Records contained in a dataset
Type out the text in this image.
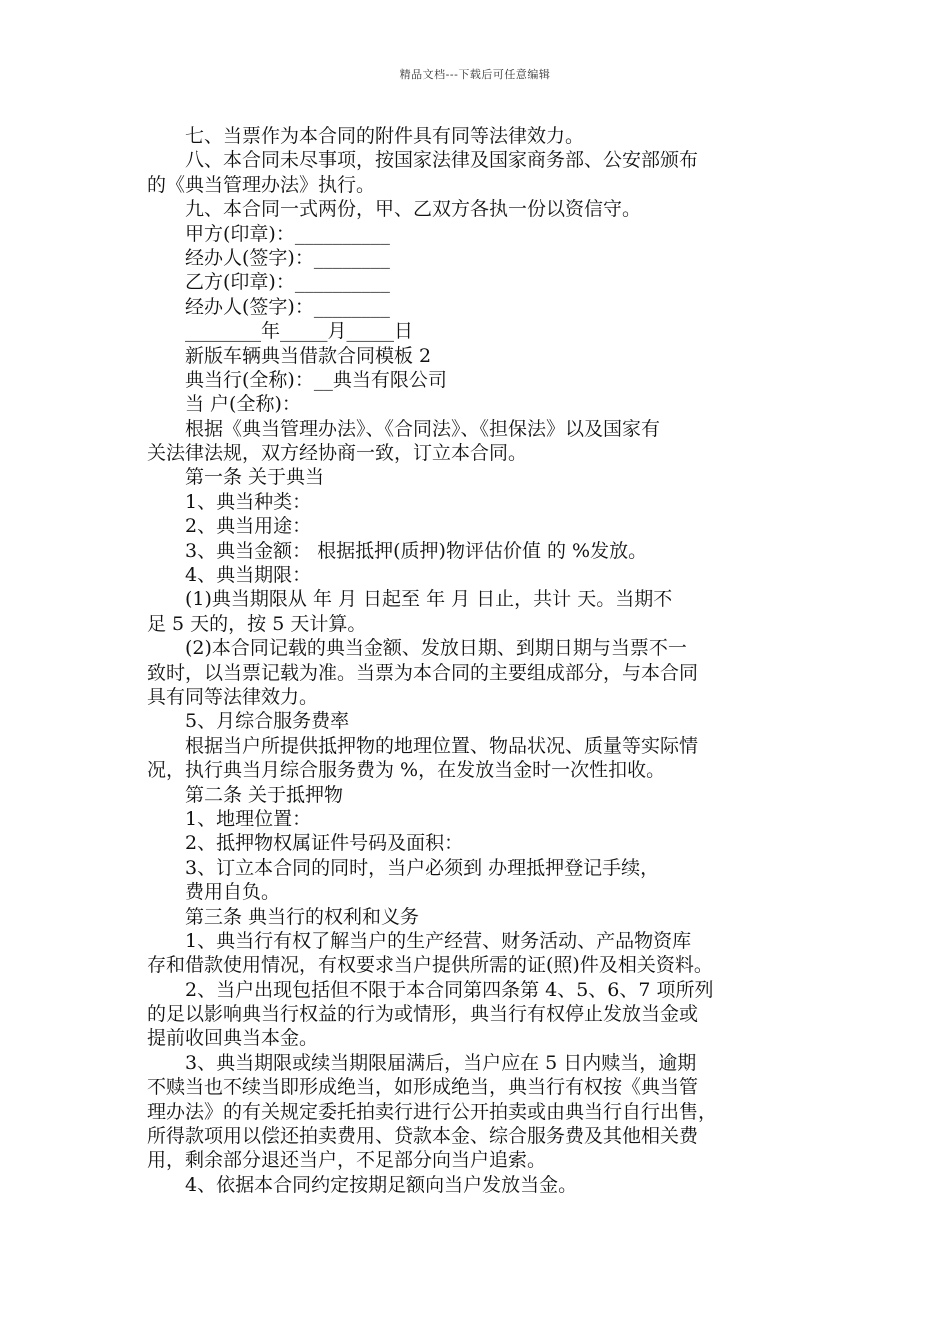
精品文档---下载后可任意编辑
　　七、当票作为本合同的附件具有同等法律效力。
　　八、本合同未尽事项，按国家法律及国家商务部、公安部颁布
的《典当管理办法》执行。
　　九、本合同一式两份，甲、乙双方各执一份以资信守。
　　甲方(印章)：__________
　　经办人(签字)：________
　　乙方(印章)：__________
　　经办人(签字)：________
　　________年_____月_____日
　　新版车辆典当借款合同模板 2
　　典当行(全称)：__典当有限公司
　　当 户(全称)：
　　根据《典当管理办法》、《合同法》、《担保法》以及国家有
关法律法规，双方经协商一致，订立本合同。
　　第一条 关于典当
　　1、典当种类：
　　2、典当用途：
　　3、典当金额： 根据抵押(质押)物评估价值 的 %发放。
　　4、典当期限：
　　(1)典当期限从 年 月 日起至 年 月 日止，共计 天。当期不
足 5 天的，按 5 天计算。
　　(2)本合同记载的典当金额、发放日期、到期日期与当票不一
致时，以当票记载为准。当票为本合同的主要组成部分，与本合同
具有同等法律效力。
　　5、月综合服务费率
　　根据当户所提供抵押物的地理位置、物品状况、质量等实际情
况，执行典当月综合服务费为 %，在发放当金时一次性扣收。
　　第二条 关于抵押物
　　1、地理位置：
　　2、抵押物权属证件号码及面积：
　　3、订立本合同的同时，当户必须到 办理抵押登记手续，
　　费用自负。
　　第三条 典当行的权利和义务
　　1、典当行有权了解当户的生产经营、财务活动、产品物资库
存和借款使用情况，有权要求当户提供所需的证(照)件及相关资料。
　　2、当户出现包括但不限于本合同第四条第 4、5、6、7 项所列
的足以影响典当行权益的行为或情形，典当行有权停止发放当金或
提前收回典当本金。
　　3、典当期限或续当期限届满后，当户应在 5 日内赎当，逾期
不赎当也不续当即形成绝当，如形成绝当，典当行有权按《典当管
理办法》的有关规定委托拍卖行进行公开拍卖或由典当行自行出售，
所得款项用以偿还拍卖费用、贷款本金、综合服务费及其他相关费
用，剩余部分退还当户，不足部分向当户追索。
　　4、依据本合同约定按期足额向当户发放当金。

YOUR GOAL - Quote the material in full and exactly; do not carry over its pictures.

CORRECT OUTPUT -
Type out the text in this image.
精品文档---下载后可任意编辑
　　七、当票作为本合同的附件具有同等法律效力。
　　八、本合同未尽事项，按国家法律及国家商务部、公安部颁布
的《典当管理办法》执行。
　　九、本合同一式两份，甲、乙双方各执一份以资信守。
　　甲方(印章)：__________
　　经办人(签字)：________
　　乙方(印章)：__________
　　经办人(签字)：________
　　________年_____月_____日
　　新版车辆典当借款合同模板 2
　　典当行(全称)：__典当有限公司
　　当 户(全称)：
　　根据《典当管理办法》、《合同法》、《担保法》以及国家有
关法律法规，双方经协商一致，订立本合同。
　　第一条 关于典当
　　1、典当种类：
　　2、典当用途：
　　3、典当金额： 根据抵押(质押)物评估价值 的 %发放。
　　4、典当期限：
　　(1)典当期限从 年 月 日起至 年 月 日止，共计 天。当期不
足 5 天的，按 5 天计算。
　　(2)本合同记载的典当金额、发放日期、到期日期与当票不一
致时，以当票记载为准。当票为本合同的主要组成部分，与本合同
具有同等法律效力。
　　5、月综合服务费率
　　根据当户所提供抵押物的地理位置、物品状况、质量等实际情
况，执行典当月综合服务费为 %，在发放当金时一次性扣收。
　　第二条 关于抵押物
　　1、地理位置：
　　2、抵押物权属证件号码及面积：
　　3、订立本合同的同时，当户必须到 办理抵押登记手续，
　　费用自负。
　　第三条 典当行的权利和义务
　　1、典当行有权了解当户的生产经营、财务活动、产品物资库
存和借款使用情况，有权要求当户提供所需的证(照)件及相关资料。
　　2、当户出现包括但不限于本合同第四条第 4、5、6、7 项所列
的足以影响典当行权益的行为或情形，典当行有权停止发放当金或
提前收回典当本金。
　　3、典当期限或续当期限届满后，当户应在 5 日内赎当，逾期
不赎当也不续当即形成绝当，如形成绝当，典当行有权按《典当管
理办法》的有关规定委托拍卖行进行公开拍卖或由典当行自行出售，
所得款项用以偿还拍卖费用、贷款本金、综合服务费及其他相关费
用，剩余部分退还当户，不足部分向当户追索。
　　4、依据本合同约定按期足额向当户发放当金。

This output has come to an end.